» TASK DETAILS:
Copy each line below without leaving any out.

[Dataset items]

::::::::::

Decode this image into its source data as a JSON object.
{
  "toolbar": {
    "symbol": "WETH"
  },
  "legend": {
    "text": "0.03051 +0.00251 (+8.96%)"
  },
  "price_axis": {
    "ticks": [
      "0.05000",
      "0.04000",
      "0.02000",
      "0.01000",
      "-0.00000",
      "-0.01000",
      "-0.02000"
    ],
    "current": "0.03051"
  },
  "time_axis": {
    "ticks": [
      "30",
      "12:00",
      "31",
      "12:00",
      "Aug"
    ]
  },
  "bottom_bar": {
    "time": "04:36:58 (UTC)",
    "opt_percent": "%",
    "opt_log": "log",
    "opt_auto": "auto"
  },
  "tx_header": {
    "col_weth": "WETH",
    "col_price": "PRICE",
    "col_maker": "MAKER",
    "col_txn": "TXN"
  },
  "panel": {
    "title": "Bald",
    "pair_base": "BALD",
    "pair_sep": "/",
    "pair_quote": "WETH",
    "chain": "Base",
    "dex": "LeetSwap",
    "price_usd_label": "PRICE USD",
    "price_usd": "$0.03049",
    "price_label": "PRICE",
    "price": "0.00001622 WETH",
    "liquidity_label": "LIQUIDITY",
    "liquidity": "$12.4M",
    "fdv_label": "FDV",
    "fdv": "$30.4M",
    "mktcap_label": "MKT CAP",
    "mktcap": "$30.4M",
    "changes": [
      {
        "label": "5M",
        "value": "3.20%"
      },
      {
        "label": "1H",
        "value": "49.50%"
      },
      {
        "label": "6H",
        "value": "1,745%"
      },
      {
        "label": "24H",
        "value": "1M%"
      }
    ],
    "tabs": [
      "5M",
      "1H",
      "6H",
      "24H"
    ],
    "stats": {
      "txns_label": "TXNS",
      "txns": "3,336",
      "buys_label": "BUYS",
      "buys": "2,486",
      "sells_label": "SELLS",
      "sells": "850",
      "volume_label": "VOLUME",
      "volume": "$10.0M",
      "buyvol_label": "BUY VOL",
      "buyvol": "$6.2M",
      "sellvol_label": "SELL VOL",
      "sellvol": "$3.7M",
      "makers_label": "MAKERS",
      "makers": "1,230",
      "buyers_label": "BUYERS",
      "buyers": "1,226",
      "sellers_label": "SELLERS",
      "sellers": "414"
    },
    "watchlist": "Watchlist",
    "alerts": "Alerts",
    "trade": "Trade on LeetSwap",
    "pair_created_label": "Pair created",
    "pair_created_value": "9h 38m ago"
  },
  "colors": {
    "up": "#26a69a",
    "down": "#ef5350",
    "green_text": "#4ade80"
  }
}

::::::::::

» CORRECT OUTPUT:
Decode this image into its source data as a JSON object.
{
  "toolbar": {
    "symbol": "WETH"
  },
  "legend": {
    "text": "0.03051 +0.00251 (+8.96%)"
  },
  "price_axis": {
    "ticks": [
      "0.05000",
      "0.04000",
      "0.02000",
      "0.01000",
      "-0.00000",
      "-0.01000",
      "-0.02000"
    ],
    "current": "0.03051"
  },
  "time_axis": {
    "ticks": [
      "30",
      "12:00",
      "31",
      "12:00",
      "Aug"
    ]
  },
  "bottom_bar": {
    "time": "04:36:58 (UTC)",
    "opt_percent": "%",
    "opt_log": "log",
    "opt_auto": "auto"
  },
  "tx_header": {
    "col_weth": "WETH",
    "col_price": "PRICE",
    "col_maker": "MAKER",
    "col_txn": "TXN"
  },
  "panel": {
    "title": "Bald",
    "pair_base": "BALD",
    "pair_sep": "/",
    "pair_quote": "WETH",
    "chain": "Base",
    "dex": "LeetSwap",
    "price_usd_label": "PRICE USD",
    "price_usd": "$0.03049",
    "price_label": "PRICE",
    "price": "0.00001622 WETH",
    "liquidity_label": "LIQUIDITY",
    "liquidity": "$12.4M",
    "fdv_label": "FDV",
    "fdv": "$30.4M",
    "mktcap_label": "MKT CAP",
    "mktcap": "$30.4M",
    "changes": [
      {
        "label": "5M",
        "value": "3.20%"
      },
      {
        "label": "1H",
        "value": "49.50%"
      },
      {
        "label": "6H",
        "value": "1,745%"
      },
      {
        "label": "24H",
        "value": "1M%"
      }
    ],
    "tabs": [
      "5M",
      "1H",
      "6H",
      "24H"
    ],
    "stats": {
      "txns_label": "TXNS",
      "txns": "3,336",
      "buys_label": "BUYS",
      "buys": "2,486",
      "sells_label": "SELLS",
      "sells": "850",
      "volume_label": "VOLUME",
      "volume": "$10.0M",
      "buyvol_label": "BUY VOL",
      "buyvol": "$6.2M",
      "sellvol_label": "SELL VOL",
      "sellvol": "$3.7M",
      "makers_label": "MAKERS",
      "makers": "1,230",
      "buyers_label": "BUYERS",
      "buyers": "1,226",
      "sellers_label": "SELLERS",
      "sellers": "414"
    },
    "watchlist": "Watchlist",
    "alerts": "Alerts",
    "trade": "Trade on LeetSwap",
    "pair_created_label": "Pair created",
    "pair_created_value": "9h 38m ago"
  },
  "colors": {
    "up": "#26a69a",
    "down": "#ef5350",
    "green_text": "#4ade80"
  }
}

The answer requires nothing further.